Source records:
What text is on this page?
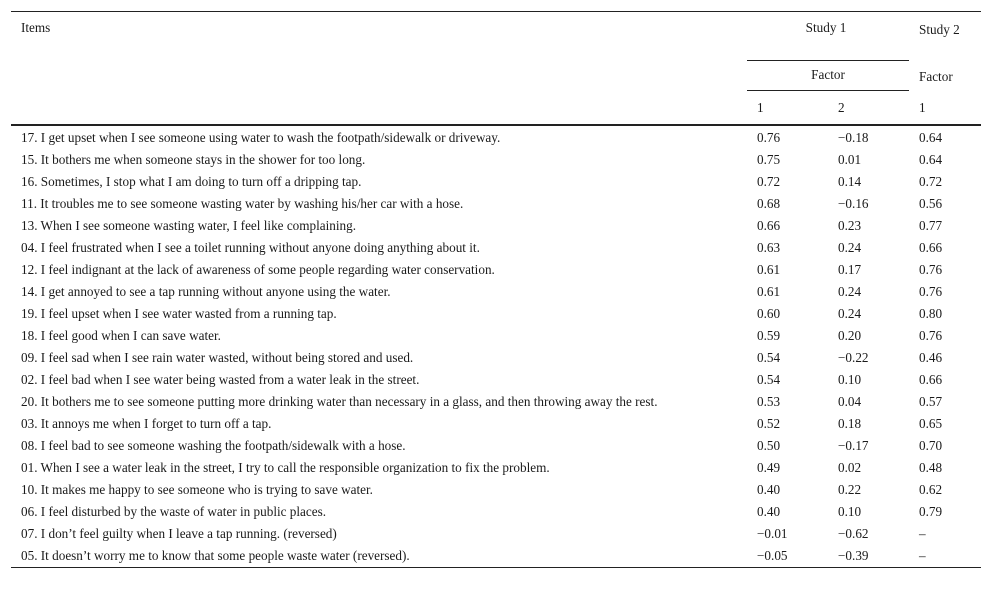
Items	Study 1		Study 2

	Factor		Factor
	1	2	1
17. I get upset when I see someone using water to wash the footpath/sidewalk or driveway.	0.76	−0.18	0.64
15. It bothers me when someone stays in the shower for too long.	0.75	0.01	0.64
16. Sometimes, I stop what I am doing to turn off a dripping tap.	0.72	0.14	0.72
11. It troubles me to see someone wasting water by washing his/her car with a hose.	0.68	−0.16	0.56
13. When I see someone wasting water, I feel like complaining.	0.66	0.23	0.77
04. I feel frustrated when I see a toilet running without anyone doing anything about it.	0.63	0.24	0.66
12. I feel indignant at the lack of awareness of some people regarding water conservation.	0.61	0.17	0.76
14. I get annoyed to see a tap running without anyone using the water.	0.61	0.24	0.76
19. I feel upset when I see water wasted from a running tap.	0.60	0.24	0.80
18. I feel good when I can save water.	0.59	0.20	0.76
09. I feel sad when I see rain water wasted, without being stored and used.	0.54	−0.22	0.46
02. I feel bad when I see water being wasted from a water leak in the street.	0.54	0.10	0.66
20. It bothers me to see someone putting more drinking water than necessary in a glass, and then throwing away the rest.	0.53	0.04	0.57
03. It annoys me when I forget to turn off a tap.	0.52	0.18	0.65
08. I feel bad to see someone washing the footpath/sidewalk with a hose.	0.50	−0.17	0.70
01. When I see a water leak in the street, I try to call the responsible organization to fix the problem.	0.49	0.02	0.48
10. It makes me happy to see someone who is trying to save water.	0.40	0.22	0.62
06. I feel disturbed by the waste of water in public places.	0.40	0.10	0.79
07. I don’t feel guilty when I leave a tap running. (reversed)	−0.01	−0.62	–
05. It doesn’t worry me to know that some people waste water (reversed).	−0.05	−0.39	–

Task details:
In the material above, find each line that contains the word "wasting", and select it.

Written response:
11. It troubles me to see someone wasting water by washing his/her car with a hose.	0.68	−0.16	0.56
13. When I see someone wasting water, I feel like complaining.	0.66	0.23	0.77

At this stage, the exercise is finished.